• **What to work on**
Copy out all of the material exactly as presented.

• **Data for the task**
begin

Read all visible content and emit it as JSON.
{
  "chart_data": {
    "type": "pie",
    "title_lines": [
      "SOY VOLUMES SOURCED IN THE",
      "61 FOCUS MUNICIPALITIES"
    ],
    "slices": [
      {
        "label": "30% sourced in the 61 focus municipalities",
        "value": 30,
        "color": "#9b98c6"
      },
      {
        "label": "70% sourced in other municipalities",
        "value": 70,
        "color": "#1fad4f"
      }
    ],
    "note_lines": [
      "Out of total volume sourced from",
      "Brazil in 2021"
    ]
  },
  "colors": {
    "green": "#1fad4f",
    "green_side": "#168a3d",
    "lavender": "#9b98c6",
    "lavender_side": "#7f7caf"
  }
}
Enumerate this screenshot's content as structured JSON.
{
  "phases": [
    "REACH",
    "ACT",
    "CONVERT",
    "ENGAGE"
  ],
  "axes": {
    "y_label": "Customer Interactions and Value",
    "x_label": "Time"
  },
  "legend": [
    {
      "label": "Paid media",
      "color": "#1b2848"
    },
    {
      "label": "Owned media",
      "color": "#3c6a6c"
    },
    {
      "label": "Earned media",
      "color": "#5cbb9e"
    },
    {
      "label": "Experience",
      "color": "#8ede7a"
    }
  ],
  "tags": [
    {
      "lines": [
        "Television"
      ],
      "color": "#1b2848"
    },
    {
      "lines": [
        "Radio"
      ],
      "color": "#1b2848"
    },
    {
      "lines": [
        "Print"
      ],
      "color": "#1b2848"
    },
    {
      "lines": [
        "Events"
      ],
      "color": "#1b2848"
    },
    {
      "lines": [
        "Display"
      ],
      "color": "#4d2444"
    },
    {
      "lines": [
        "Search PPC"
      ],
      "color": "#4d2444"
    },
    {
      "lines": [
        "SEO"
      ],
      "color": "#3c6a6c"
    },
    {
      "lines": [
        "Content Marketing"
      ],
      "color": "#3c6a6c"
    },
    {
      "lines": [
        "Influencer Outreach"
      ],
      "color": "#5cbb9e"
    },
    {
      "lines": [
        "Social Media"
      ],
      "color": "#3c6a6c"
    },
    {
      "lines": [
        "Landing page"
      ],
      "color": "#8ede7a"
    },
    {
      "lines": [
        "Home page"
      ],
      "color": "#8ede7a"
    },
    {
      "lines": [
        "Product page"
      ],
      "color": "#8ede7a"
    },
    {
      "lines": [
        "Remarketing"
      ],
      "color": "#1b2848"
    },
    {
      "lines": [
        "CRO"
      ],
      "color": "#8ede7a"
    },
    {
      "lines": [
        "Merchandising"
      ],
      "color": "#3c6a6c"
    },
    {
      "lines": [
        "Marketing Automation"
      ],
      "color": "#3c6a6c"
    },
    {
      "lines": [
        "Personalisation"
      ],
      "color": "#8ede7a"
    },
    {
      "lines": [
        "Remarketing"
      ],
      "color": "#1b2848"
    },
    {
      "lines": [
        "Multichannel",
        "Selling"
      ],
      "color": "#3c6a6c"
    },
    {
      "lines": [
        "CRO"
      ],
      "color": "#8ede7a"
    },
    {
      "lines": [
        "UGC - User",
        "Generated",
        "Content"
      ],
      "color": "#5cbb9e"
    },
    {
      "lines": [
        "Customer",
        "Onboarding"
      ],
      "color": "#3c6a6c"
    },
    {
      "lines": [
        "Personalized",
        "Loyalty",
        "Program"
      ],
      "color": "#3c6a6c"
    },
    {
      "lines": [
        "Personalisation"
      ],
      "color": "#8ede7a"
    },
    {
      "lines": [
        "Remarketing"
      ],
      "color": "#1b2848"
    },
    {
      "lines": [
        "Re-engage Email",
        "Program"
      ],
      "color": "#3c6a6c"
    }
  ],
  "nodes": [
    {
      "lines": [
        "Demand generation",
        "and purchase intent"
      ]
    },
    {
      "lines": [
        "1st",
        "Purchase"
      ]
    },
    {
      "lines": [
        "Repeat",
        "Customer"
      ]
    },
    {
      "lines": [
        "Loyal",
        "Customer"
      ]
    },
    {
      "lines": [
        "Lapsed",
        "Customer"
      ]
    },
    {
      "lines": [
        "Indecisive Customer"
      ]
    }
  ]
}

end

• **Response**
Read all visible content and emit it as JSON.
{
  "chart_data": {
    "type": "pie",
    "title_lines": [
      "SOY VOLUMES SOURCED IN THE",
      "61 FOCUS MUNICIPALITIES"
    ],
    "slices": [
      {
        "label": "30% sourced in the 61 focus municipalities",
        "value": 30,
        "color": "#9b98c6"
      },
      {
        "label": "70% sourced in other municipalities",
        "value": 70,
        "color": "#1fad4f"
      }
    ],
    "note_lines": [
      "Out of total volume sourced from",
      "Brazil in 2021"
    ]
  },
  "colors": {
    "green": "#1fad4f",
    "green_side": "#168a3d",
    "lavender": "#9b98c6",
    "lavender_side": "#7f7caf"
  }
}
Enumerate this screenshot's content as structured JSON.
{
  "phases": [
    "REACH",
    "ACT",
    "CONVERT",
    "ENGAGE"
  ],
  "axes": {
    "y_label": "Customer Interactions and Value",
    "x_label": "Time"
  },
  "legend": [
    {
      "label": "Paid media",
      "color": "#1b2848"
    },
    {
      "label": "Owned media",
      "color": "#3c6a6c"
    },
    {
      "label": "Earned media",
      "color": "#5cbb9e"
    },
    {
      "label": "Experience",
      "color": "#8ede7a"
    }
  ],
  "tags": [
    {
      "lines": [
        "Television"
      ],
      "color": "#1b2848"
    },
    {
      "lines": [
        "Radio"
      ],
      "color": "#1b2848"
    },
    {
      "lines": [
        "Print"
      ],
      "color": "#1b2848"
    },
    {
      "lines": [
        "Events"
      ],
      "color": "#1b2848"
    },
    {
      "lines": [
        "Display"
      ],
      "color": "#4d2444"
    },
    {
      "lines": [
        "Search PPC"
      ],
      "color": "#4d2444"
    },
    {
      "lines": [
        "SEO"
      ],
      "color": "#3c6a6c"
    },
    {
      "lines": [
        "Content Marketing"
      ],
      "color": "#3c6a6c"
    },
    {
      "lines": [
        "Influencer Outreach"
      ],
      "color": "#5cbb9e"
    },
    {
      "lines": [
        "Social Media"
      ],
      "color": "#3c6a6c"
    },
    {
      "lines": [
        "Landing page"
      ],
      "color": "#8ede7a"
    },
    {
      "lines": [
        "Home page"
      ],
      "color": "#8ede7a"
    },
    {
      "lines": [
        "Product page"
      ],
      "color": "#8ede7a"
    },
    {
      "lines": [
        "Remarketing"
      ],
      "color": "#1b2848"
    },
    {
      "lines": [
        "CRO"
      ],
      "color": "#8ede7a"
    },
    {
      "lines": [
        "Merchandising"
      ],
      "color": "#3c6a6c"
    },
    {
      "lines": [
        "Marketing Automation"
      ],
      "color": "#3c6a6c"
    },
    {
      "lines": [
        "Personalisation"
      ],
      "color": "#8ede7a"
    },
    {
      "lines": [
        "Remarketing"
      ],
      "color": "#1b2848"
    },
    {
      "lines": [
        "Multichannel",
        "Selling"
      ],
      "color": "#3c6a6c"
    },
    {
      "lines": [
        "CRO"
      ],
      "color": "#8ede7a"
    },
    {
      "lines": [
        "UGC - User",
        "Generated",
        "Content"
      ],
      "color": "#5cbb9e"
    },
    {
      "lines": [
        "Customer",
        "Onboarding"
      ],
      "color": "#3c6a6c"
    },
    {
      "lines": [
        "Personalized",
        "Loyalty",
        "Program"
      ],
      "color": "#3c6a6c"
    },
    {
      "lines": [
        "Personalisation"
      ],
      "color": "#8ede7a"
    },
    {
      "lines": [
        "Remarketing"
      ],
      "color": "#1b2848"
    },
    {
      "lines": [
        "Re-engage Email",
        "Program"
      ],
      "color": "#3c6a6c"
    }
  ],
  "nodes": [
    {
      "lines": [
        "Demand generation",
        "and purchase intent"
      ]
    },
    {
      "lines": [
        "1st",
        "Purchase"
      ]
    },
    {
      "lines": [
        "Repeat",
        "Customer"
      ]
    },
    {
      "lines": [
        "Loyal",
        "Customer"
      ]
    },
    {
      "lines": [
        "Lapsed",
        "Customer"
      ]
    },
    {
      "lines": [
        "Indecisive Customer"
      ]
    }
  ]
}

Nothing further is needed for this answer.